### Task to complete
Restate the entire listing word for word.

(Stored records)
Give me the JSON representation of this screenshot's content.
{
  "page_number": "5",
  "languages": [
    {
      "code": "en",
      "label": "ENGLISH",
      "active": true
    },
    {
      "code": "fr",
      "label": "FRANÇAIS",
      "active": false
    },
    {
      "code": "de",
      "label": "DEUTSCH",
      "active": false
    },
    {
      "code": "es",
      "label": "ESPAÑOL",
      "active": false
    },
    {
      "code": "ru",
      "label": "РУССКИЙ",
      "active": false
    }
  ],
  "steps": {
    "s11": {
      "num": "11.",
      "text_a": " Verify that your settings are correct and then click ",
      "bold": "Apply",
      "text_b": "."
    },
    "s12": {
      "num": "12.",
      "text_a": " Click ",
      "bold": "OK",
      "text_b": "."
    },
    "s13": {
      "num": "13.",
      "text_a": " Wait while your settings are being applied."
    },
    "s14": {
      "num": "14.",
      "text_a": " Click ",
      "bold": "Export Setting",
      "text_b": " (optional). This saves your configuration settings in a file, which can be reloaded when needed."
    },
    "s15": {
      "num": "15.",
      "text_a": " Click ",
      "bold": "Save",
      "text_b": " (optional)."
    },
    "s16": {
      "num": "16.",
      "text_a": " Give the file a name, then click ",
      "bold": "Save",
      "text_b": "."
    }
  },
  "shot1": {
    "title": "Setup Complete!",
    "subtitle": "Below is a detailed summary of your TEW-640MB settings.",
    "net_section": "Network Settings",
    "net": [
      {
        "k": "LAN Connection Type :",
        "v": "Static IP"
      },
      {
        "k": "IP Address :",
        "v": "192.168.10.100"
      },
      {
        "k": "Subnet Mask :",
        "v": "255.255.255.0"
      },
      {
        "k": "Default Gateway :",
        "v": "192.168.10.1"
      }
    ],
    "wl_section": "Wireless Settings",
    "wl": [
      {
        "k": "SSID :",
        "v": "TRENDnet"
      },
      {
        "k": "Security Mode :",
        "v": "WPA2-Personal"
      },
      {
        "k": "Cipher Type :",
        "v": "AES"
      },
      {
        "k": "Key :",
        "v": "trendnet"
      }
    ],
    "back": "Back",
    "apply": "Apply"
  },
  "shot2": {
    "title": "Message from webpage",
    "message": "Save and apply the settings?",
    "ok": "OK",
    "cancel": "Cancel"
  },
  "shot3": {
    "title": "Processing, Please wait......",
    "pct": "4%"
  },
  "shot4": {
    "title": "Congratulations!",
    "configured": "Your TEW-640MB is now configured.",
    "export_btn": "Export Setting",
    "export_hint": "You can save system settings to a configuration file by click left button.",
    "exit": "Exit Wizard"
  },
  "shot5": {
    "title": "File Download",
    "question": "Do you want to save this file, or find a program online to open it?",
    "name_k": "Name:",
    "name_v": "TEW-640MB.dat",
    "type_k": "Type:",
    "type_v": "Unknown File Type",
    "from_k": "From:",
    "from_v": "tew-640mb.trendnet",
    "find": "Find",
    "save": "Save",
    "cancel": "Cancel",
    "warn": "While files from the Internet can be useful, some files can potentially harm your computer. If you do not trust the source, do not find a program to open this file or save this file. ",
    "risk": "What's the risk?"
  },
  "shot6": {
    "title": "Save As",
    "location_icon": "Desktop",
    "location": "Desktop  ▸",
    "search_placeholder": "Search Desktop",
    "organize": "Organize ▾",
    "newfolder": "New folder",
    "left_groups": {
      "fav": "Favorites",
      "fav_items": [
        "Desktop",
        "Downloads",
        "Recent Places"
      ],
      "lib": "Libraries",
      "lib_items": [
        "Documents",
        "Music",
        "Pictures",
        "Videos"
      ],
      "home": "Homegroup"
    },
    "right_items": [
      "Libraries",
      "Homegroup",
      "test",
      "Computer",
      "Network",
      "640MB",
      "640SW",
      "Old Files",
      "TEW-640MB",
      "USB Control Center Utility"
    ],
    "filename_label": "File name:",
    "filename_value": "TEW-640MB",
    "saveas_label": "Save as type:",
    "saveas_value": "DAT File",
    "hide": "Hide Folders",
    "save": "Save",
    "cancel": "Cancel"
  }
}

### Final result
Give me the JSON representation of this screenshot's content.
{
  "page_number": "5",
  "languages": [
    {
      "code": "en",
      "label": "ENGLISH",
      "active": true
    },
    {
      "code": "fr",
      "label": "FRANÇAIS",
      "active": false
    },
    {
      "code": "de",
      "label": "DEUTSCH",
      "active": false
    },
    {
      "code": "es",
      "label": "ESPAÑOL",
      "active": false
    },
    {
      "code": "ru",
      "label": "РУССКИЙ",
      "active": false
    }
  ],
  "steps": {
    "s11": {
      "num": "11.",
      "text_a": " Verify that your settings are correct and then click ",
      "bold": "Apply",
      "text_b": "."
    },
    "s12": {
      "num": "12.",
      "text_a": " Click ",
      "bold": "OK",
      "text_b": "."
    },
    "s13": {
      "num": "13.",
      "text_a": " Wait while your settings are being applied."
    },
    "s14": {
      "num": "14.",
      "text_a": " Click ",
      "bold": "Export Setting",
      "text_b": " (optional). This saves your configuration settings in a file, which can be reloaded when needed."
    },
    "s15": {
      "num": "15.",
      "text_a": " Click ",
      "bold": "Save",
      "text_b": " (optional)."
    },
    "s16": {
      "num": "16.",
      "text_a": " Give the file a name, then click ",
      "bold": "Save",
      "text_b": "."
    }
  },
  "shot1": {
    "title": "Setup Complete!",
    "subtitle": "Below is a detailed summary of your TEW-640MB settings.",
    "net_section": "Network Settings",
    "net": [
      {
        "k": "LAN Connection Type :",
        "v": "Static IP"
      },
      {
        "k": "IP Address :",
        "v": "192.168.10.100"
      },
      {
        "k": "Subnet Mask :",
        "v": "255.255.255.0"
      },
      {
        "k": "Default Gateway :",
        "v": "192.168.10.1"
      }
    ],
    "wl_section": "Wireless Settings",
    "wl": [
      {
        "k": "SSID :",
        "v": "TRENDnet"
      },
      {
        "k": "Security Mode :",
        "v": "WPA2-Personal"
      },
      {
        "k": "Cipher Type :",
        "v": "AES"
      },
      {
        "k": "Key :",
        "v": "trendnet"
      }
    ],
    "back": "Back",
    "apply": "Apply"
  },
  "shot2": {
    "title": "Message from webpage",
    "message": "Save and apply the settings?",
    "ok": "OK",
    "cancel": "Cancel"
  },
  "shot3": {
    "title": "Processing, Please wait......",
    "pct": "4%"
  },
  "shot4": {
    "title": "Congratulations!",
    "configured": "Your TEW-640MB is now configured.",
    "export_btn": "Export Setting",
    "export_hint": "You can save system settings to a configuration file by click left button.",
    "exit": "Exit Wizard"
  },
  "shot5": {
    "title": "File Download",
    "question": "Do you want to save this file, or find a program online to open it?",
    "name_k": "Name:",
    "name_v": "TEW-640MB.dat",
    "type_k": "Type:",
    "type_v": "Unknown File Type",
    "from_k": "From:",
    "from_v": "tew-640mb.trendnet",
    "find": "Find",
    "save": "Save",
    "cancel": "Cancel",
    "warn": "While files from the Internet can be useful, some files can potentially harm your computer. If you do not trust the source, do not find a program to open this file or save this file. ",
    "risk": "What's the risk?"
  },
  "shot6": {
    "title": "Save As",
    "location_icon": "Desktop",
    "location": "Desktop  ▸",
    "search_placeholder": "Search Desktop",
    "organize": "Organize ▾",
    "newfolder": "New folder",
    "left_groups": {
      "fav": "Favorites",
      "fav_items": [
        "Desktop",
        "Downloads",
        "Recent Places"
      ],
      "lib": "Libraries",
      "lib_items": [
        "Documents",
        "Music",
        "Pictures",
        "Videos"
      ],
      "home": "Homegroup"
    },
    "right_items": [
      "Libraries",
      "Homegroup",
      "test",
      "Computer",
      "Network",
      "640MB",
      "640SW",
      "Old Files",
      "TEW-640MB",
      "USB Control Center Utility"
    ],
    "filename_label": "File name:",
    "filename_value": "TEW-640MB",
    "saveas_label": "Save as type:",
    "saveas_value": "DAT File",
    "hide": "Hide Folders",
    "save": "Save",
    "cancel": "Cancel"
  }
}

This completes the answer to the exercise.